[Data listing]

· · · ·

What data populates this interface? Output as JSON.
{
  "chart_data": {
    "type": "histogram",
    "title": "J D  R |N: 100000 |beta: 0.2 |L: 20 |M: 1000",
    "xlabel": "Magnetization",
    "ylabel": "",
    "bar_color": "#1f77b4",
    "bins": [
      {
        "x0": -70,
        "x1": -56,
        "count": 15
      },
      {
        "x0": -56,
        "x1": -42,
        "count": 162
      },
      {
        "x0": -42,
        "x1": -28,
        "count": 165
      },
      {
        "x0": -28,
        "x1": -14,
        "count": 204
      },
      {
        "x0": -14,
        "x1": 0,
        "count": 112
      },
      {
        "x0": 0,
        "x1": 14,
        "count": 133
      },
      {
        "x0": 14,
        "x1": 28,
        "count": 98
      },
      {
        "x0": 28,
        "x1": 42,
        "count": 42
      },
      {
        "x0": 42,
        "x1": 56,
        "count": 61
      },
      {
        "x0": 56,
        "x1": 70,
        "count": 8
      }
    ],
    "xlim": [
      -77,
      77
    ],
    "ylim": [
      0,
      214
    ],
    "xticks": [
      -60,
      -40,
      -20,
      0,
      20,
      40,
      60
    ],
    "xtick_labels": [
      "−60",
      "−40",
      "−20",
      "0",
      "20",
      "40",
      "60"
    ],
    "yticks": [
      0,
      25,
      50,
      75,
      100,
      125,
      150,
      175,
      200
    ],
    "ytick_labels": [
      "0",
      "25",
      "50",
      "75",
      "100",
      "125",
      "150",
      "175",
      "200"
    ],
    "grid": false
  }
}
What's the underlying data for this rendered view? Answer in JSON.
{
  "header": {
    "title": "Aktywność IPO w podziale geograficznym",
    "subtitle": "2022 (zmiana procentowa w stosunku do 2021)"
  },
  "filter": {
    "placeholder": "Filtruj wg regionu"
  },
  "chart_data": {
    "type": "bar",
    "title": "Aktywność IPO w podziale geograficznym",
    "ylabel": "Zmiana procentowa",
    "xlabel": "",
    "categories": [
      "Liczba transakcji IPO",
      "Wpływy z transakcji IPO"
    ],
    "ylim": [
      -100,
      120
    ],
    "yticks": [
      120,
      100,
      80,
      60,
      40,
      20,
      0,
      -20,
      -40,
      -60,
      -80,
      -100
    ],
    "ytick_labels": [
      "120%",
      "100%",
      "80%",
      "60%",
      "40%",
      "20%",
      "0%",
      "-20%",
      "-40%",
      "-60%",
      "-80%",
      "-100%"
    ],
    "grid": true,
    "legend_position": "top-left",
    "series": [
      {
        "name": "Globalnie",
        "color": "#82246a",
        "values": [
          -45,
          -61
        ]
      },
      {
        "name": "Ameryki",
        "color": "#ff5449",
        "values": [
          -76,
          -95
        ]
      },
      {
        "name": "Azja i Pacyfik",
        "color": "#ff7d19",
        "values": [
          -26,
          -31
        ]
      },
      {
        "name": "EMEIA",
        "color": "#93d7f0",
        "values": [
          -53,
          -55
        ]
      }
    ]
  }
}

· · · ·

Output the records above in their entirety, exactly.

# [Finished exercise]
What data populates this interface? Output as JSON.
{
  "chart_data": {
    "type": "histogram",
    "title": "J D  R |N: 100000 |beta: 0.2 |L: 20 |M: 1000",
    "xlabel": "Magnetization",
    "ylabel": "",
    "bar_color": "#1f77b4",
    "bins": [
      {
        "x0": -70,
        "x1": -56,
        "count": 15
      },
      {
        "x0": -56,
        "x1": -42,
        "count": 162
      },
      {
        "x0": -42,
        "x1": -28,
        "count": 165
      },
      {
        "x0": -28,
        "x1": -14,
        "count": 204
      },
      {
        "x0": -14,
        "x1": 0,
        "count": 112
      },
      {
        "x0": 0,
        "x1": 14,
        "count": 133
      },
      {
        "x0": 14,
        "x1": 28,
        "count": 98
      },
      {
        "x0": 28,
        "x1": 42,
        "count": 42
      },
      {
        "x0": 42,
        "x1": 56,
        "count": 61
      },
      {
        "x0": 56,
        "x1": 70,
        "count": 8
      }
    ],
    "xlim": [
      -77,
      77
    ],
    "ylim": [
      0,
      214
    ],
    "xticks": [
      -60,
      -40,
      -20,
      0,
      20,
      40,
      60
    ],
    "xtick_labels": [
      "−60",
      "−40",
      "−20",
      "0",
      "20",
      "40",
      "60"
    ],
    "yticks": [
      0,
      25,
      50,
      75,
      100,
      125,
      150,
      175,
      200
    ],
    "ytick_labels": [
      "0",
      "25",
      "50",
      "75",
      "100",
      "125",
      "150",
      "175",
      "200"
    ],
    "grid": false
  }
}
What's the underlying data for this rendered view? Answer in JSON.
{
  "header": {
    "title": "Aktywność IPO w podziale geograficznym",
    "subtitle": "2022 (zmiana procentowa w stosunku do 2021)"
  },
  "filter": {
    "placeholder": "Filtruj wg regionu"
  },
  "chart_data": {
    "type": "bar",
    "title": "Aktywność IPO w podziale geograficznym",
    "ylabel": "Zmiana procentowa",
    "xlabel": "",
    "categories": [
      "Liczba transakcji IPO",
      "Wpływy z transakcji IPO"
    ],
    "ylim": [
      -100,
      120
    ],
    "yticks": [
      120,
      100,
      80,
      60,
      40,
      20,
      0,
      -20,
      -40,
      -60,
      -80,
      -100
    ],
    "ytick_labels": [
      "120%",
      "100%",
      "80%",
      "60%",
      "40%",
      "20%",
      "0%",
      "-20%",
      "-40%",
      "-60%",
      "-80%",
      "-100%"
    ],
    "grid": true,
    "legend_position": "top-left",
    "series": [
      {
        "name": "Globalnie",
        "color": "#82246a",
        "values": [
          -45,
          -61
        ]
      },
      {
        "name": "Ameryki",
        "color": "#ff5449",
        "values": [
          -76,
          -95
        ]
      },
      {
        "name": "Azja i Pacyfik",
        "color": "#ff7d19",
        "values": [
          -26,
          -31
        ]
      },
      {
        "name": "EMEIA",
        "color": "#93d7f0",
        "values": [
          -53,
          -55
        ]
      }
    ]
  }
}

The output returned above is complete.